_GIVEN INSTRUCTION_. Retype every one of the entries below verbatim, preserving each line and its order.

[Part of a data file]
------------
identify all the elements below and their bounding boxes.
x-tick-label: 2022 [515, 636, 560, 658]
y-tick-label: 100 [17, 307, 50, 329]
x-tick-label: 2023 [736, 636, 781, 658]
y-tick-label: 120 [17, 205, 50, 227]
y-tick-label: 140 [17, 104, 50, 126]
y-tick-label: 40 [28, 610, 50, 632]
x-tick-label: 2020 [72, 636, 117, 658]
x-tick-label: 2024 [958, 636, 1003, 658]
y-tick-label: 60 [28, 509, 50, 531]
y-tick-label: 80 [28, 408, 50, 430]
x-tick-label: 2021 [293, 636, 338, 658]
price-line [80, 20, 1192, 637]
------------
_THE REPLY_.
identify all the elements below and their bounding boxes.
x-tick-label: 2022 [515, 636, 560, 658]
y-tick-label: 100 [17, 307, 50, 329]
x-tick-label: 2023 [736, 636, 781, 658]
y-tick-label: 120 [17, 205, 50, 227]
y-tick-label: 140 [17, 104, 50, 126]
y-tick-label: 40 [28, 610, 50, 632]
x-tick-label: 2020 [72, 636, 117, 658]
x-tick-label: 2024 [958, 636, 1003, 658]
y-tick-label: 60 [28, 509, 50, 531]
y-tick-label: 80 [28, 408, 50, 430]
x-tick-label: 2021 [293, 636, 338, 658]
price-line [80, 20, 1192, 637]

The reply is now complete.